SHORT PROBLEM - Omit every picture while repeating the entries exactly.

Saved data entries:
-- Begin --
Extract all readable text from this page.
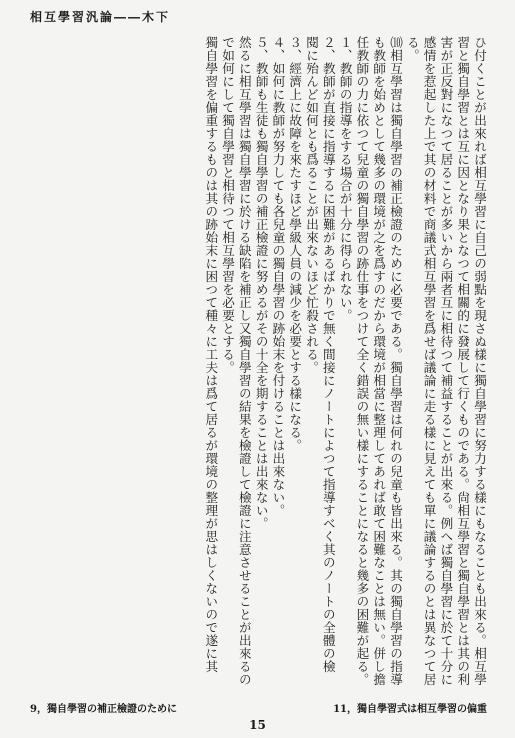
相互學習汎論――木下
ひ付くことが出來れば相互學習に自己の弱點を現さぬ樣に獨自學習に努力する樣にもなることも出來る。相互學
習と獨自學習とは互に因となり果となつて相關的に發展して行くものである。尙相互學習と獨自學習とは其の利
害が正反對になつて居ることが多いから兩者互に相待つて補益することが出來る。例へば獨自學習に於て十分に
感情を惹起した上で其の材料で商議式相互學習を爲せば議論に走る樣に見えても單に議論するのとは異なつて居
る。
⑽相互學習は獨自學習の補正檢證のために必要である。獨自學習は何れの兒童も皆出來る。其の獨自學習の指導
も教師を始めとして幾多の環境が之を爲すのだから環境が相當に整理してあれば敢て困難なことは無い。併し擔
任教師の力に依つて兒童の獨自學習の跡仕事をつけて全く錯誤の無い樣にすることになると幾多の困難が起る。
１、教師の指導をする場合が十分に得られない。
２、教師が直接に指導するに困難があるばかりで無く間接にノートによつて指導すべく其のノートの全體の檢
閱に殆んど如何とも爲ることが出來ないほど忙殺される。
３、經濟上に故障を來たすほど學級人員の減少を必要とする樣になる。
４、如何に教師が努力しても各兒童の獨自學習の跡始末を付けることは出來ない。
５、教師も生徒も獨自學習の補正檢證に努めるがその十全を期することは出來ない。
然るに相互學習は獨自學習に於ける缺陷を補正し又獨自學習の結果を檢證して檢證に注意させることが出來るの
で如何にして獨自學習と相待つて相互學習を必要とする。
獨自學習を偏重するものは其の跡始末に困つて種々に工夫は爲て居るが環境の整理が思はしくないので遂に其
9，獨自學習の補正檢證のために	11，獨自學習式は相互學習の偏重
15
-- End --
EXERCISE OUTPUT -
Extract all readable text from this page.
相互學習汎論――木下
ひ付くことが出來れば相互學習に自己の弱點を現さぬ樣に獨自學習に努力する樣にもなることも出來る。相互學
習と獨自學習とは互に因となり果となつて相關的に發展して行くものである。尙相互學習と獨自學習とは其の利
害が正反對になつて居ることが多いから兩者互に相待つて補益することが出來る。例へば獨自學習に於て十分に
感情を惹起した上で其の材料で商議式相互學習を爲せば議論に走る樣に見えても單に議論するのとは異なつて居
る。
⑽相互學習は獨自學習の補正檢證のために必要である。獨自學習は何れの兒童も皆出來る。其の獨自學習の指導
も教師を始めとして幾多の環境が之を爲すのだから環境が相當に整理してあれば敢て困難なことは無い。併し擔
任教師の力に依つて兒童の獨自學習の跡仕事をつけて全く錯誤の無い樣にすることになると幾多の困難が起る。
１、教師の指導をする場合が十分に得られない。
２、教師が直接に指導するに困難があるばかりで無く間接にノートによつて指導すべく其のノートの全體の檢
閱に殆んど如何とも爲ることが出來ないほど忙殺される。
３、經濟上に故障を來たすほど學級人員の減少を必要とする樣になる。
４、如何に教師が努力しても各兒童の獨自學習の跡始末を付けることは出來ない。
５、教師も生徒も獨自學習の補正檢證に努めるがその十全を期することは出來ない。
然るに相互學習は獨自學習に於ける缺陷を補正し又獨自學習の結果を檢證して檢證に注意させることが出來るの
で如何にして獨自學習と相待つて相互學習を必要とする。
獨自學習を偏重するものは其の跡始末に困つて種々に工夫は爲て居るが環境の整理が思はしくないので遂に其
9，獨自學習の補正檢證のために	11，獨自學習式は相互學習の偏重
15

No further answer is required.